• WORK INSTRUCTIONS:
Return each line containing "オノマテビルヂング".

• Stored records:
········

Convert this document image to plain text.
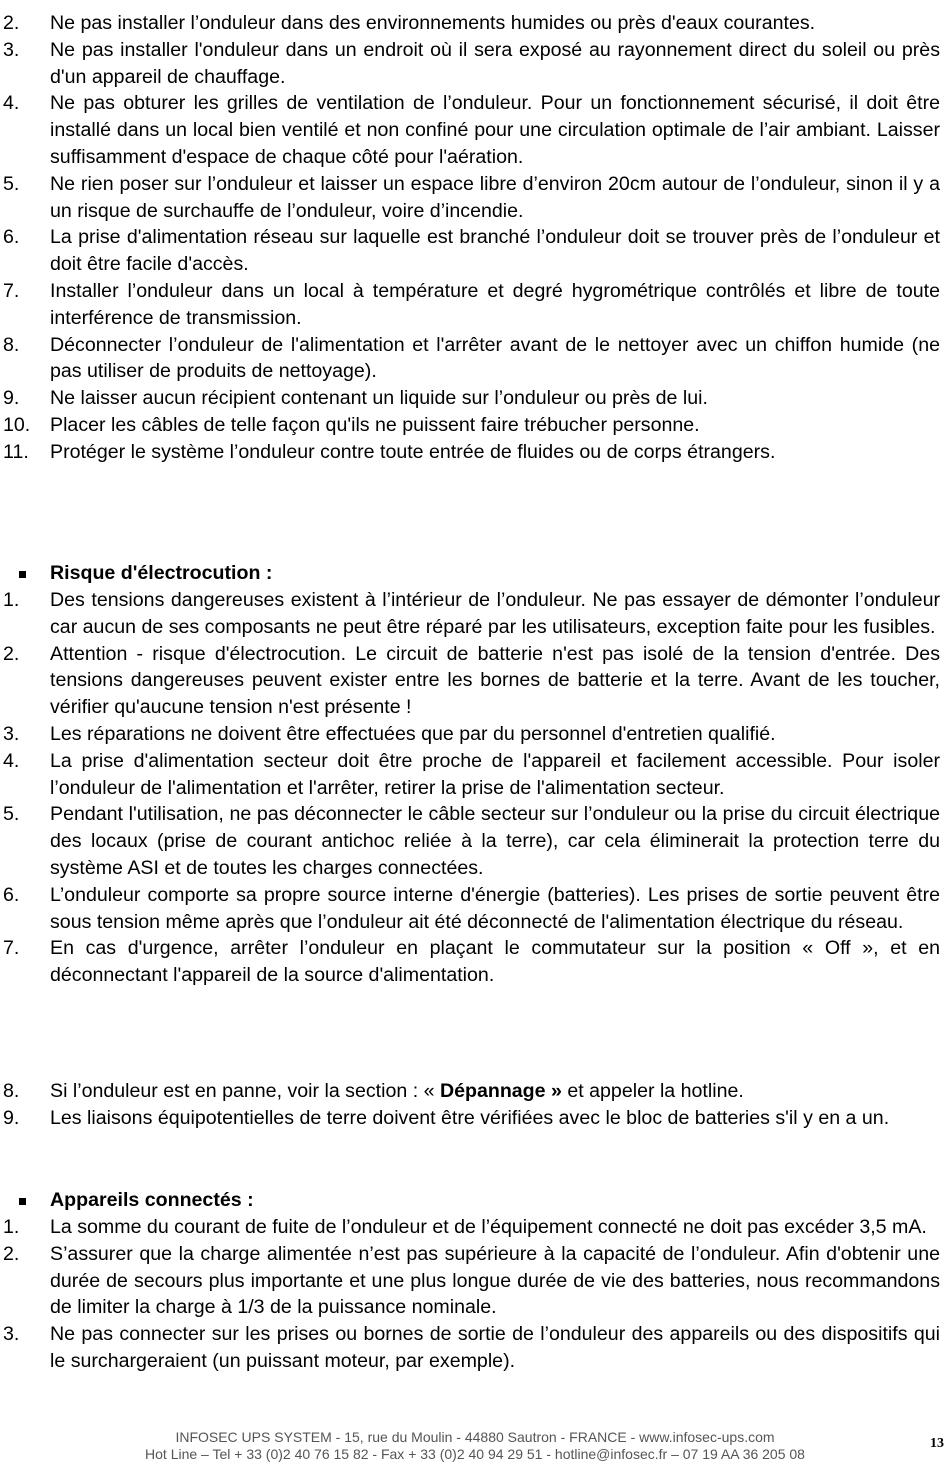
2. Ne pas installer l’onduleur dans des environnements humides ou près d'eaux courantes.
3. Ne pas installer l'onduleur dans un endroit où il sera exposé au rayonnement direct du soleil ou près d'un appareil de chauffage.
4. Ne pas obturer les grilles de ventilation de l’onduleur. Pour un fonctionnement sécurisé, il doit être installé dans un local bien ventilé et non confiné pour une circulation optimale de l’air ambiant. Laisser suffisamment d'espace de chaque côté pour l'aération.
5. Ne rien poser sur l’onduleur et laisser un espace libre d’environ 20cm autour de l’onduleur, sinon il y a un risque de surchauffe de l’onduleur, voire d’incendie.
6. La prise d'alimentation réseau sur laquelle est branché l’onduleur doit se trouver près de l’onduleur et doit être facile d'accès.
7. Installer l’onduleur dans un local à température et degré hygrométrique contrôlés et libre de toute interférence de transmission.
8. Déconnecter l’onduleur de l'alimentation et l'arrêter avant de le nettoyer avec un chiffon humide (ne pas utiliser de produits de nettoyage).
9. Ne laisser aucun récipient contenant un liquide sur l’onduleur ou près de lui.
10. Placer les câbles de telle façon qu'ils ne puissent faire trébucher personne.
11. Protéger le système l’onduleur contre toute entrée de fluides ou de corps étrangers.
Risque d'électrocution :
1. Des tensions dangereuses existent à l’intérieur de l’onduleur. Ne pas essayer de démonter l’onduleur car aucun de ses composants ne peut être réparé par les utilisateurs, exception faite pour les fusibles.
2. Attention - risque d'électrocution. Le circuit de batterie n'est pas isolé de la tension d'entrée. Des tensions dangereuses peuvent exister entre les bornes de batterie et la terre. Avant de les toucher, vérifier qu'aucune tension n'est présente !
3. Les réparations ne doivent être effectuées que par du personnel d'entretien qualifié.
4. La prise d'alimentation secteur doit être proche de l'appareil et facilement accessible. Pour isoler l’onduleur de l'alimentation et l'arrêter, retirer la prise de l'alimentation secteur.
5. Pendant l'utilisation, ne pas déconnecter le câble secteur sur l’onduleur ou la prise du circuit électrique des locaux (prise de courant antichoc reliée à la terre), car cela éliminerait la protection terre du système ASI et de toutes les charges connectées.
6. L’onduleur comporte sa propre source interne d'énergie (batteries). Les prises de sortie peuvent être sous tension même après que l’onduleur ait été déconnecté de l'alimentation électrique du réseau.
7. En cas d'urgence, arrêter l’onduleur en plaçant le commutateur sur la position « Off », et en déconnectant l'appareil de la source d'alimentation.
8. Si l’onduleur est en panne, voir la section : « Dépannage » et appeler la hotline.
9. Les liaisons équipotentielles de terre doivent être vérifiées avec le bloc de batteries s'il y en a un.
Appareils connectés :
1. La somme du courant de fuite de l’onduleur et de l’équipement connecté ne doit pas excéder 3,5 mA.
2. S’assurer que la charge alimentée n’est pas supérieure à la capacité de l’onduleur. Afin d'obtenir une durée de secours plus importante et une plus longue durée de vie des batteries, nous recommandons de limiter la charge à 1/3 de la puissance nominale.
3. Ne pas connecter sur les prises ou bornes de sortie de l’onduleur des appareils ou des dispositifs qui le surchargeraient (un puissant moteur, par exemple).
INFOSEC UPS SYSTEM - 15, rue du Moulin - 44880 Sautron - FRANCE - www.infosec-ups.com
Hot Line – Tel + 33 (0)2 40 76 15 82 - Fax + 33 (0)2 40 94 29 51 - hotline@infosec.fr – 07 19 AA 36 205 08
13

········

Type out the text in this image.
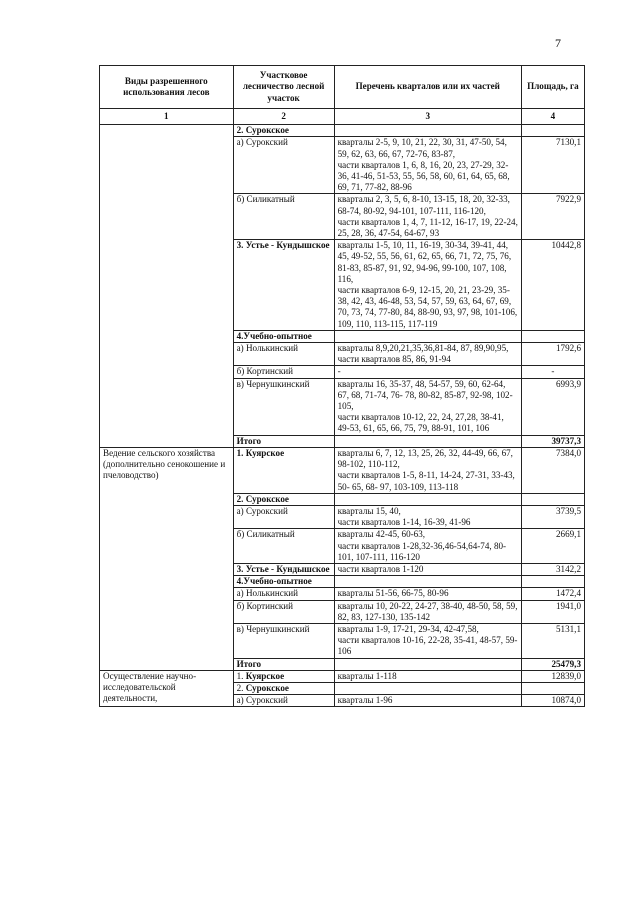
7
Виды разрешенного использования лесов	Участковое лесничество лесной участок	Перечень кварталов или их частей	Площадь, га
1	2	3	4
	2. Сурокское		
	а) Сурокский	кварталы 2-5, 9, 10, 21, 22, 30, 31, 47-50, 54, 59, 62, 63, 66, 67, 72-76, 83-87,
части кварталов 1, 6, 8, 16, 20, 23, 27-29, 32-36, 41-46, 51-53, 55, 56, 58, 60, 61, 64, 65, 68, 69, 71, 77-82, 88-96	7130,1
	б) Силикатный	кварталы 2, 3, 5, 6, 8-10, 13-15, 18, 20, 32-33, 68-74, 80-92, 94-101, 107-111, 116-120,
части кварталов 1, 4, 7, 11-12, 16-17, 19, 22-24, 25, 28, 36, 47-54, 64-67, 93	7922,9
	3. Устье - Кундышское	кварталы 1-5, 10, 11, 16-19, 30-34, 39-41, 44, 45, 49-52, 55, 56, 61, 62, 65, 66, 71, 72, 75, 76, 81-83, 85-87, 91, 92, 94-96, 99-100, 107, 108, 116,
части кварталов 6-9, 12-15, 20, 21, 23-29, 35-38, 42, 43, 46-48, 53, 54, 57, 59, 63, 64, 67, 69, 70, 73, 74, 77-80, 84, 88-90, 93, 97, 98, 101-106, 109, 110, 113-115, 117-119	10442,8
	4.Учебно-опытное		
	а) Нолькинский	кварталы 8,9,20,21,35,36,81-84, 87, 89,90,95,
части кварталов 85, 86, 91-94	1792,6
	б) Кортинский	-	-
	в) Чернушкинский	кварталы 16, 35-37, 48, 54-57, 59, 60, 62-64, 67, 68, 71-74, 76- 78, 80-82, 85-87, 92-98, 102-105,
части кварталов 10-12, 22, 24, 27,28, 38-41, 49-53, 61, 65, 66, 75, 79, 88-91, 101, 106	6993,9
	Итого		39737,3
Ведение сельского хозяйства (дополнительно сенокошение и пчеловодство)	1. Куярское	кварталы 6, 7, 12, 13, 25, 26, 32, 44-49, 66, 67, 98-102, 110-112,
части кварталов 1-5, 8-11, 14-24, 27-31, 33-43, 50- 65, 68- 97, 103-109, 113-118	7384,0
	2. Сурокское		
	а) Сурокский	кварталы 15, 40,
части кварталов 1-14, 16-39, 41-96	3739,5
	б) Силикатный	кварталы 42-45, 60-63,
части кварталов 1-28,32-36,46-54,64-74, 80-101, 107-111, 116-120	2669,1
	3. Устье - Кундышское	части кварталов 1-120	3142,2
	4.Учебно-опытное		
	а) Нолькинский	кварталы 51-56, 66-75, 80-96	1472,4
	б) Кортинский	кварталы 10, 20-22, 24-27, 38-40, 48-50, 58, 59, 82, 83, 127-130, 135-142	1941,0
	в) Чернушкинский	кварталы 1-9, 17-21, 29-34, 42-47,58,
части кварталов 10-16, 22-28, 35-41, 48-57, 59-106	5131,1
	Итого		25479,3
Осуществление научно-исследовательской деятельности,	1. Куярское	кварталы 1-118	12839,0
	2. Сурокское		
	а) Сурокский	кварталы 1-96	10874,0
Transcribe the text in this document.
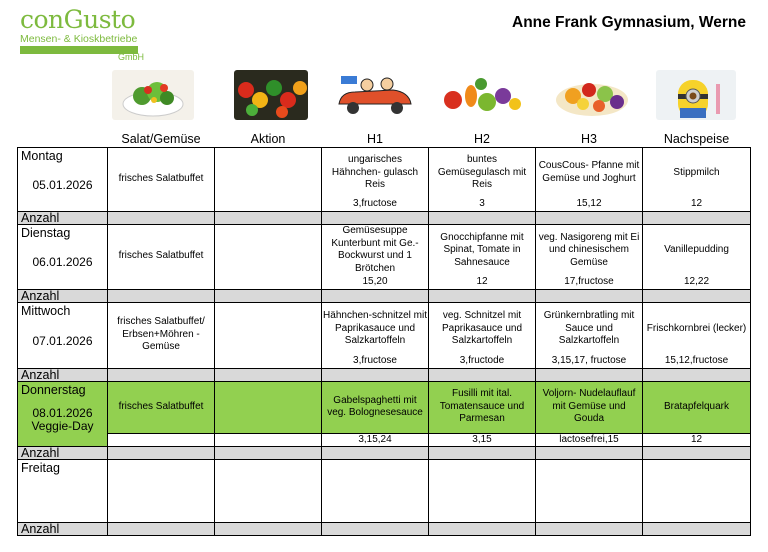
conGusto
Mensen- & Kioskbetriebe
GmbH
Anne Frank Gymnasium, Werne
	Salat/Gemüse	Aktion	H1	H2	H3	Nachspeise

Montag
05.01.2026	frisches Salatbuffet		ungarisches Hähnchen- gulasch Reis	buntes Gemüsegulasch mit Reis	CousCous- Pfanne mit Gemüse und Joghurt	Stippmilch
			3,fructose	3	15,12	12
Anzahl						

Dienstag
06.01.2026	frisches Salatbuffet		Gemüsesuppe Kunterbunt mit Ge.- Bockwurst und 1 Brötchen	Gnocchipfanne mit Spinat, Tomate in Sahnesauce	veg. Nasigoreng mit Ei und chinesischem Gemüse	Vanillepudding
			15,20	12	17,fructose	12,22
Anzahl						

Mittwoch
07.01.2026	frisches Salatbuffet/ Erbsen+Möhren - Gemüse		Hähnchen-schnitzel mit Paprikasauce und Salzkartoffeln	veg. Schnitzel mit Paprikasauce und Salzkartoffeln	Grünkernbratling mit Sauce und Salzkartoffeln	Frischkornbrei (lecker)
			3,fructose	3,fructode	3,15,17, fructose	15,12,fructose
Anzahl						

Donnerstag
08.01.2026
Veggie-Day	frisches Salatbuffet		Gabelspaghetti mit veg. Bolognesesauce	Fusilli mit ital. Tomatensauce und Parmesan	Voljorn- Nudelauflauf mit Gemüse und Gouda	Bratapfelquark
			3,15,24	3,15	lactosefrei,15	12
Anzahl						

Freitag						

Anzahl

········

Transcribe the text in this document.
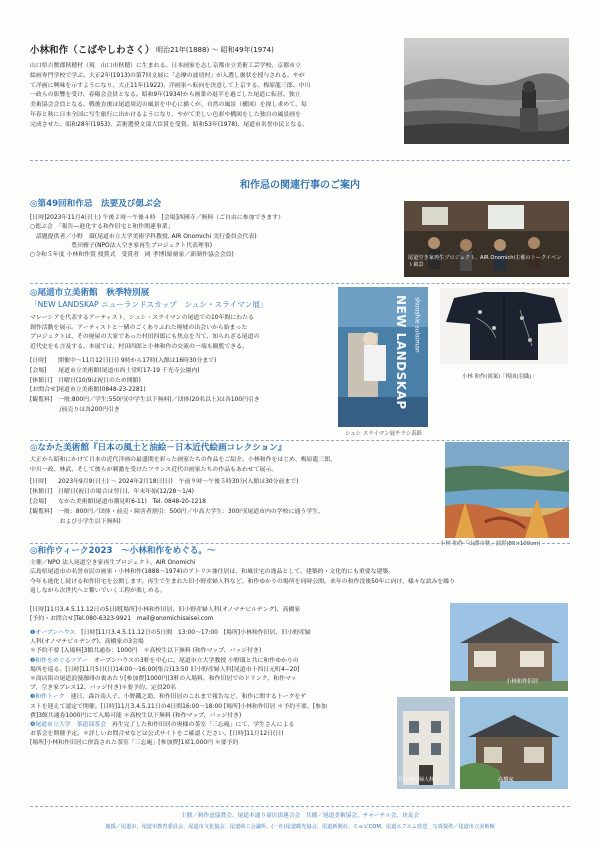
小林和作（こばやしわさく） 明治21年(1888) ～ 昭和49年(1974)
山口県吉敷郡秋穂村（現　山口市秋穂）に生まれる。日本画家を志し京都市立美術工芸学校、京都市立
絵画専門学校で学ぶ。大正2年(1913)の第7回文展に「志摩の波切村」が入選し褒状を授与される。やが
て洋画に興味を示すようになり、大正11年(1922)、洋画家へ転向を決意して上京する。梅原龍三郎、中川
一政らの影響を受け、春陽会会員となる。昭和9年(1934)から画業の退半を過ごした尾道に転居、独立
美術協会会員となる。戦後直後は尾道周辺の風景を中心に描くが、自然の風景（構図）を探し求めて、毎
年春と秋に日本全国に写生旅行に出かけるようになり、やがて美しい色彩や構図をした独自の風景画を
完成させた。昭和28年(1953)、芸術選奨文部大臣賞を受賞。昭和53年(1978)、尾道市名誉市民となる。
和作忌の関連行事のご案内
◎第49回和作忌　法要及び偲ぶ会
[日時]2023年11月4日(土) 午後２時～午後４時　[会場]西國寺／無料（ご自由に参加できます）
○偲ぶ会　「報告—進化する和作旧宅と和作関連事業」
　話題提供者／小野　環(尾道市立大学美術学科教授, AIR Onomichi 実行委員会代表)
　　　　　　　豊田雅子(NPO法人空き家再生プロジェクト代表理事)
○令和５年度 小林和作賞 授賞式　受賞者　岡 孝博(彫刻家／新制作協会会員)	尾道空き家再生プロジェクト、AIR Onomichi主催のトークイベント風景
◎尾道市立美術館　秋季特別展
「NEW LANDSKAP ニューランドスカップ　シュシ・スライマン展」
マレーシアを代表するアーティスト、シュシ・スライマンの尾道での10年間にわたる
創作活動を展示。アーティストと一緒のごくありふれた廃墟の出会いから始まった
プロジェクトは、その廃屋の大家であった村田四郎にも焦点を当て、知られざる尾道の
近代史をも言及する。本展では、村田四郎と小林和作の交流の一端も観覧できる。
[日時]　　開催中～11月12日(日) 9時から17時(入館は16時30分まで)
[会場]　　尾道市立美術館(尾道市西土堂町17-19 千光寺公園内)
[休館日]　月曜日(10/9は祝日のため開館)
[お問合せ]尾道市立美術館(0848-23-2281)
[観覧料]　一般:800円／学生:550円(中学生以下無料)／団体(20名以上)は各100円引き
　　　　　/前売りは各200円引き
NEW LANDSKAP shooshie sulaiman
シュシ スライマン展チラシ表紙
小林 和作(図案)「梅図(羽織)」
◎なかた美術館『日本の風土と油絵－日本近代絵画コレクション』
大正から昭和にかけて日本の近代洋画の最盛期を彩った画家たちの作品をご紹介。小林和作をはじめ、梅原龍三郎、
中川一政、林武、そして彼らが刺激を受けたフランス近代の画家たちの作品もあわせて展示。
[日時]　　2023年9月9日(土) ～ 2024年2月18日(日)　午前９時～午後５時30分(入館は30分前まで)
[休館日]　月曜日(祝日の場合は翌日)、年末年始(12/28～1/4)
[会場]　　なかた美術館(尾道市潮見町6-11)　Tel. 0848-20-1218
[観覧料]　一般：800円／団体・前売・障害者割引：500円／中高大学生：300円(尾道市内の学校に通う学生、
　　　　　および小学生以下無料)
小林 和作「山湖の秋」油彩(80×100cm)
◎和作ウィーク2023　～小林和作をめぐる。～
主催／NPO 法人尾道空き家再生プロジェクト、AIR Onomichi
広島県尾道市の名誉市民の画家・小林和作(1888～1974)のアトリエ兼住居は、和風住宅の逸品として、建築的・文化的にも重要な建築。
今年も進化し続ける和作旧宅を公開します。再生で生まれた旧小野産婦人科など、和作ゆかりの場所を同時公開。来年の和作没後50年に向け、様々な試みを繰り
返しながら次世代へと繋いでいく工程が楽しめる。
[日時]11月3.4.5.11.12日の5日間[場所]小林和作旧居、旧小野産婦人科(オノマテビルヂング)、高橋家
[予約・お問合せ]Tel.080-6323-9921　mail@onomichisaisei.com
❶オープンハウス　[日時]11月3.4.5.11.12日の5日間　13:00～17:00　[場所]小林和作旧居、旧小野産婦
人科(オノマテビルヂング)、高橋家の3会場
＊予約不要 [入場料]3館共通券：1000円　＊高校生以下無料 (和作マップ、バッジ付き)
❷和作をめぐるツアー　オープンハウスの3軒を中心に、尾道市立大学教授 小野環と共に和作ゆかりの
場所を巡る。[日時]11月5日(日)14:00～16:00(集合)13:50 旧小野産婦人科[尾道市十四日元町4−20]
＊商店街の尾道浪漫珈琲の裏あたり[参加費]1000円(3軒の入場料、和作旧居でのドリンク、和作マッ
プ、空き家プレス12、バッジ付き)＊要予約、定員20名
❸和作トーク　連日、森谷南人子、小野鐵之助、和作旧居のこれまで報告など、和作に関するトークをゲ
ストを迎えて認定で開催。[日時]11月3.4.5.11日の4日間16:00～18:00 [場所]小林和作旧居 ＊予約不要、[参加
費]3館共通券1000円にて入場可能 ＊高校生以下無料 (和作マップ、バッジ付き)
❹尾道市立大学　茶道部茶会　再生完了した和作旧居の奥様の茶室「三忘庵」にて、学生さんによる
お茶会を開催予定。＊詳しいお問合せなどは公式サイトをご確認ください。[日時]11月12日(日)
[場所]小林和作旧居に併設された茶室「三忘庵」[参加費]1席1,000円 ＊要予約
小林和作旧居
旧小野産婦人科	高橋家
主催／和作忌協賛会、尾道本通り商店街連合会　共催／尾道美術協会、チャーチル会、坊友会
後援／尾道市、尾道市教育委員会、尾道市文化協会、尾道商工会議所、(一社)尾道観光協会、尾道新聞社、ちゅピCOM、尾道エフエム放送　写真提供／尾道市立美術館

········

• TASK ANSWER:
[日時]11月3.4.5.11.12日の5日間[場所]小林和作旧居、旧小野産婦人科(オノマテビルヂング)、高橋家
人科(オノマテビルヂング)、高橋家の3会場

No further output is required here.